DATA PROVIDED —
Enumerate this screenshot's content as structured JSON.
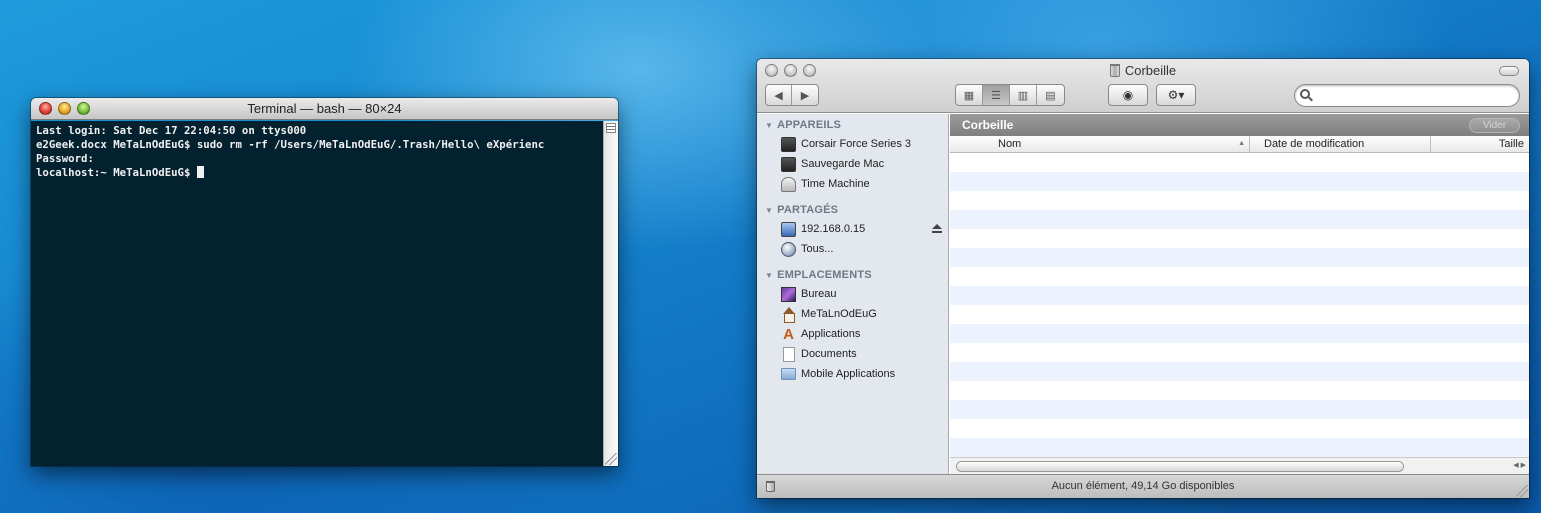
{
  "terminal": {
    "title": "Terminal — bash — 80×24",
    "lines": [
      "Last login: Sat Dec 17 22:04:50 on ttys000",
      "e2Geek.docx MeTaLnOdEuG$ sudo rm -rf /Users/MeTaLnOdEuG/.Trash/Hello\\ eXpérienc",
      "Password:",
      "localhost:~ MeTaLnOdEuG$ "
    ]
  },
  "finder": {
    "title": "Corbeille",
    "search": {
      "value": "",
      "placeholder": ""
    },
    "sidebar": {
      "sections": [
        {
          "label": "APPAREILS",
          "items": [
            "Corsair Force Series 3",
            "Sauvegarde Mac",
            "Time Machine"
          ]
        },
        {
          "label": "PARTAGÉS",
          "items": [
            "192.168.0.15",
            "Tous..."
          ]
        },
        {
          "label": "EMPLACEMENTS",
          "items": [
            "Bureau",
            "MeTaLnOdEuG",
            "Applications",
            "Documents",
            "Mobile Applications"
          ]
        }
      ]
    },
    "path_title": "Corbeille",
    "empty_button": "Vider",
    "columns": [
      "Nom",
      "Date de modification",
      "Taille"
    ],
    "status": "Aucun élément, 49,14 Go disponibles"
  },
  "colors": {
    "terminal_bg": "#042130",
    "terminal_text": "#f0f0f0",
    "row_stripe": "#edf3fe",
    "sidebar_bg": "#e3e8ee"
  },
  "icons": {
    "devices": [
      "hard-disk-icon",
      "hard-disk-icon",
      "time-machine-icon"
    ],
    "shared": [
      "computer-icon",
      "network-globe-icon"
    ],
    "places": [
      "desktop-icon",
      "home-icon",
      "applications-icon",
      "document-icon",
      "folder-icon"
    ]
  }
}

EXERCISE OBJECTIVE — Output the records above exactly as they are, leaving out the pictures.

SOLUTION TO THE PROBLEM —
Enumerate this screenshot's content as structured JSON.
{
  "terminal": {
    "title": "Terminal — bash — 80×24",
    "lines": [
      "Last login: Sat Dec 17 22:04:50 on ttys000",
      "e2Geek.docx MeTaLnOdEuG$ sudo rm -rf /Users/MeTaLnOdEuG/.Trash/Hello\\ eXpérienc",
      "Password:",
      "localhost:~ MeTaLnOdEuG$ "
    ]
  },
  "finder": {
    "title": "Corbeille",
    "search": {
      "value": "",
      "placeholder": ""
    },
    "sidebar": {
      "sections": [
        {
          "label": "APPAREILS",
          "items": [
            "Corsair Force Series 3",
            "Sauvegarde Mac",
            "Time Machine"
          ]
        },
        {
          "label": "PARTAGÉS",
          "items": [
            "192.168.0.15",
            "Tous..."
          ]
        },
        {
          "label": "EMPLACEMENTS",
          "items": [
            "Bureau",
            "MeTaLnOdEuG",
            "Applications",
            "Documents",
            "Mobile Applications"
          ]
        }
      ]
    },
    "path_title": "Corbeille",
    "empty_button": "Vider",
    "columns": [
      "Nom",
      "Date de modification",
      "Taille"
    ],
    "status": "Aucun élément, 49,14 Go disponibles"
  },
  "colors": {
    "terminal_bg": "#042130",
    "terminal_text": "#f0f0f0",
    "row_stripe": "#edf3fe",
    "sidebar_bg": "#e3e8ee"
  },
  "icons": {
    "devices": [
      "hard-disk-icon",
      "hard-disk-icon",
      "time-machine-icon"
    ],
    "shared": [
      "computer-icon",
      "network-globe-icon"
    ],
    "places": [
      "desktop-icon",
      "home-icon",
      "applications-icon",
      "document-icon",
      "folder-icon"
    ]
  }
}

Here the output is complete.